§ **MATERIAL TO PROCESS**:
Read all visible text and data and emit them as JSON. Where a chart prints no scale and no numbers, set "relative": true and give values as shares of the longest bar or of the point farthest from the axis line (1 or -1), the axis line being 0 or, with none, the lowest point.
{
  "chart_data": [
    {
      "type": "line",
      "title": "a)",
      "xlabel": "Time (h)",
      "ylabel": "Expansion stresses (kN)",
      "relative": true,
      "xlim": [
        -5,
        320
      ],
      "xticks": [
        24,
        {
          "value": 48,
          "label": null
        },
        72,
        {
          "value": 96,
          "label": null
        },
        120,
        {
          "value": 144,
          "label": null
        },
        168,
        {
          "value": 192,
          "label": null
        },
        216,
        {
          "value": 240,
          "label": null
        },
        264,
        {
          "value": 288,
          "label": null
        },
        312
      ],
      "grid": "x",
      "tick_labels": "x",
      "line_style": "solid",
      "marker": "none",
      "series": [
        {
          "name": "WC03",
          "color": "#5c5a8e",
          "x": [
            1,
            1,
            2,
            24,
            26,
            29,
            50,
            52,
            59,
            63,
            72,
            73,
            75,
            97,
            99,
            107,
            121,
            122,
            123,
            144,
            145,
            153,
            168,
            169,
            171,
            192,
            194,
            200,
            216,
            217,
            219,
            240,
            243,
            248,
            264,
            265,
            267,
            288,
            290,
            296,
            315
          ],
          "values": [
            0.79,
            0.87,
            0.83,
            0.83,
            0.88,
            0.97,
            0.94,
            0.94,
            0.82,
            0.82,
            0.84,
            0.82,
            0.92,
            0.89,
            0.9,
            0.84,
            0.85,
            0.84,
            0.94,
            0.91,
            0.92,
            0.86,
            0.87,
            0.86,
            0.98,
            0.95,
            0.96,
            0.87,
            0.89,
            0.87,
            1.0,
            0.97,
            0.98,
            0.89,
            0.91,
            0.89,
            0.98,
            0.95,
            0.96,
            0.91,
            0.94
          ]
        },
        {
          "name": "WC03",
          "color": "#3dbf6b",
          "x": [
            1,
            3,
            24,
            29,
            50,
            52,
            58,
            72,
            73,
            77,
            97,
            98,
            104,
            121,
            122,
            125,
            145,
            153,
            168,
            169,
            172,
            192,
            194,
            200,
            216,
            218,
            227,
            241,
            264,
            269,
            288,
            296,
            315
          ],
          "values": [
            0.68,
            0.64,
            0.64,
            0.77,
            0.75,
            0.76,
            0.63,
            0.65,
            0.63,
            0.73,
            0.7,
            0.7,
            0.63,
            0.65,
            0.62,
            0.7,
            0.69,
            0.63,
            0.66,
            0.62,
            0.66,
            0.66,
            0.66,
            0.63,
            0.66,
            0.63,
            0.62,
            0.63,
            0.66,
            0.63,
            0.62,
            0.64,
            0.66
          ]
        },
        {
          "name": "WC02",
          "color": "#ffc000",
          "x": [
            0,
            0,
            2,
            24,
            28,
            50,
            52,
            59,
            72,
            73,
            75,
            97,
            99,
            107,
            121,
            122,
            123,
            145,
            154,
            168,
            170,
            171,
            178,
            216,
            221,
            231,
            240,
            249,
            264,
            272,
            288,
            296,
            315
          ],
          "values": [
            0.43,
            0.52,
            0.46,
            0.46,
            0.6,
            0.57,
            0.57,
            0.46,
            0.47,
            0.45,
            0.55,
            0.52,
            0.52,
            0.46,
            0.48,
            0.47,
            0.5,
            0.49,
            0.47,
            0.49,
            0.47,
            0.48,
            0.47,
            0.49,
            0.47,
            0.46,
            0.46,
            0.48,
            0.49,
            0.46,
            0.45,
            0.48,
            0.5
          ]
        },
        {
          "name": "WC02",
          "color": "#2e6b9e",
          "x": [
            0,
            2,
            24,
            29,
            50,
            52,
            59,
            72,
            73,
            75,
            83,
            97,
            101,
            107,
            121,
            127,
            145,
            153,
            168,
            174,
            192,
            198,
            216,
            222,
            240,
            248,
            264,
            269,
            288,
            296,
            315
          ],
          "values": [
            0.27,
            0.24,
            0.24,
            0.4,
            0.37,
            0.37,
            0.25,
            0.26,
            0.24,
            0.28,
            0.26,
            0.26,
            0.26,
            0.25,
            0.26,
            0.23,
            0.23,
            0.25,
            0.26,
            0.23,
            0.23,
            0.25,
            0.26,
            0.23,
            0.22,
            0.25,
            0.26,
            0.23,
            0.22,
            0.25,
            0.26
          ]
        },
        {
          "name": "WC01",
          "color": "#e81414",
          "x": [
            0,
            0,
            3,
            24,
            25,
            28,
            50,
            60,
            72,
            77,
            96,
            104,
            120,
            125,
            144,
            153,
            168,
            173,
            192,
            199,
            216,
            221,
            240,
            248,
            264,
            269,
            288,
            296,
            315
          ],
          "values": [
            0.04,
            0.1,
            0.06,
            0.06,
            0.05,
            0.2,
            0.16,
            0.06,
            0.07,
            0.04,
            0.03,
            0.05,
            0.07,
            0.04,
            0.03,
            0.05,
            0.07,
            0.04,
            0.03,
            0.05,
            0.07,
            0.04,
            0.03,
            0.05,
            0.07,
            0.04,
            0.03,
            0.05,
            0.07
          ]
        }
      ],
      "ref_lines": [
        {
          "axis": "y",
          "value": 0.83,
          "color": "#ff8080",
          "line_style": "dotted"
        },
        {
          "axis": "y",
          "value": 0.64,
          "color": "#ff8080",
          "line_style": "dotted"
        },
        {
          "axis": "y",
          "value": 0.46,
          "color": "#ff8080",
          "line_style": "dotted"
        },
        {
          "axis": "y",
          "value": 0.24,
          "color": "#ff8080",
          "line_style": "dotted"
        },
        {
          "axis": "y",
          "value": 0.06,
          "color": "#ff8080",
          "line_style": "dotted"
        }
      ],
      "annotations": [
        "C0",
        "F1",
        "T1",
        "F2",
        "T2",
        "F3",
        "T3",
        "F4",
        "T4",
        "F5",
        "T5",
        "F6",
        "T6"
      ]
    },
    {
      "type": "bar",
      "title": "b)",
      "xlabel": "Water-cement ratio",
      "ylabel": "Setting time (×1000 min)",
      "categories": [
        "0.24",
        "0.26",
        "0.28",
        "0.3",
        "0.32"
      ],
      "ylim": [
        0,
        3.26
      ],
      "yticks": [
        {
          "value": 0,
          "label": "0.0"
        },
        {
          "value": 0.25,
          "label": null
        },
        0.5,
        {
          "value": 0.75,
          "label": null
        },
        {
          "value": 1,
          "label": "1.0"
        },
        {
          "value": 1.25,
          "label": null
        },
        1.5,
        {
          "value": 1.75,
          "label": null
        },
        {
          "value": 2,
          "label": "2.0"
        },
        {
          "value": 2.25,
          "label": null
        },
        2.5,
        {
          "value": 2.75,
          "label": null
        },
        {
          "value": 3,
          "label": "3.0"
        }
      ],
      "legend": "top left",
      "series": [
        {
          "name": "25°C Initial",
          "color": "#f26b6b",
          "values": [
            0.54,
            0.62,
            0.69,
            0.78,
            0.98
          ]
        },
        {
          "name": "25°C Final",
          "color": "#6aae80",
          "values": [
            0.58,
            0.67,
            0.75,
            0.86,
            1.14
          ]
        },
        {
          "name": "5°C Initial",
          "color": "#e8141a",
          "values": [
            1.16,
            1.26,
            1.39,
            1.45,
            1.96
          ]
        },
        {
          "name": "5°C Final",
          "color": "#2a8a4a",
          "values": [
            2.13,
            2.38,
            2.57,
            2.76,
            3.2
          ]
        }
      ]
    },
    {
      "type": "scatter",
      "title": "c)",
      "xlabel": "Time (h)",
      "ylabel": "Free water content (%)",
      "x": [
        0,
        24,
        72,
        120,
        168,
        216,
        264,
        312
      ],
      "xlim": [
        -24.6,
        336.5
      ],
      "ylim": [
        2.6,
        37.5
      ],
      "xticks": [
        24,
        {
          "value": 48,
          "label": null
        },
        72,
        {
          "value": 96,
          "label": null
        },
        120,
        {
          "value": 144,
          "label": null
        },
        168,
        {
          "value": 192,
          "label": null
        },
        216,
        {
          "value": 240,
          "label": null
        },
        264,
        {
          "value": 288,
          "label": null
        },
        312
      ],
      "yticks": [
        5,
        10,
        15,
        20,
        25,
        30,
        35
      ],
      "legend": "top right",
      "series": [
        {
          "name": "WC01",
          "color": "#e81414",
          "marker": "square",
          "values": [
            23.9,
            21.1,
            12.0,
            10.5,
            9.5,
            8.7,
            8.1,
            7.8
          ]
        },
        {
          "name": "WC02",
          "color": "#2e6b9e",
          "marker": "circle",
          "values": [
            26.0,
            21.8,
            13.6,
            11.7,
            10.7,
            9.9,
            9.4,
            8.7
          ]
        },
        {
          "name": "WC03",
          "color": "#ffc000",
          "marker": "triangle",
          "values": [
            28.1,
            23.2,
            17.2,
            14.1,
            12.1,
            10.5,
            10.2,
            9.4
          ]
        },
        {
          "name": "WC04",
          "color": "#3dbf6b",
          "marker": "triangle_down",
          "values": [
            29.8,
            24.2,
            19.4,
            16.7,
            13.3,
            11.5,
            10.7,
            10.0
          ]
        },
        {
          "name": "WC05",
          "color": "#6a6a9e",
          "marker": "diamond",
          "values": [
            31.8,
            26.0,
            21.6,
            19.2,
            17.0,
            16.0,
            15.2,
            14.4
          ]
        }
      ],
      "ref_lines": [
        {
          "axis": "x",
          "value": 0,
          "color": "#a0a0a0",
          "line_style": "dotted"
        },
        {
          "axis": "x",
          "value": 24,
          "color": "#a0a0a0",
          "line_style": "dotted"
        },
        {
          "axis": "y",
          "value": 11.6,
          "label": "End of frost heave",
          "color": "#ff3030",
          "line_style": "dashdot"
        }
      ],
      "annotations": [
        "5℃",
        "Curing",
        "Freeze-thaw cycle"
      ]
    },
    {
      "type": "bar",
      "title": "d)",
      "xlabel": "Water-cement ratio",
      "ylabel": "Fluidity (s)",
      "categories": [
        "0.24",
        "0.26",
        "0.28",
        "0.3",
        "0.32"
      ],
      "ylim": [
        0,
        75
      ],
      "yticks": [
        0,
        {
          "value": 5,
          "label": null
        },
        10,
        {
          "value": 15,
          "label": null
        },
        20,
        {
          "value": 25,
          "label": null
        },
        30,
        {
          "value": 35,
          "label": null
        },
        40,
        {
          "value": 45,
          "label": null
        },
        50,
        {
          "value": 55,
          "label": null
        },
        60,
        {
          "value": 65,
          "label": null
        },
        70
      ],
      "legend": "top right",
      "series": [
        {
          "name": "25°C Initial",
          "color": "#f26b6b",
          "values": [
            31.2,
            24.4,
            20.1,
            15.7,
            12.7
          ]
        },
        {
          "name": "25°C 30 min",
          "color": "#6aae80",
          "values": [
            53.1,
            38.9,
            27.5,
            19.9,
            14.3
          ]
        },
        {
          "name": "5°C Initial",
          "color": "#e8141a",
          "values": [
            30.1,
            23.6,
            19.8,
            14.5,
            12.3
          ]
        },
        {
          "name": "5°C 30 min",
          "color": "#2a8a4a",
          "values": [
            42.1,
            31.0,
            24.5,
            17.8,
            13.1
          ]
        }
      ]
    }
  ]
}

§ **TASK STATEMENT**: Display every line of the listing that contains the string "ylabel".

§ **FINISHED ANSWER**:
      "ylabel": "Expansion stresses (kN)",
      "ylabel": "Setting time (×1000 min)",
      "ylabel": "Free water content (%)",
      "ylabel": "Fluidity (s)",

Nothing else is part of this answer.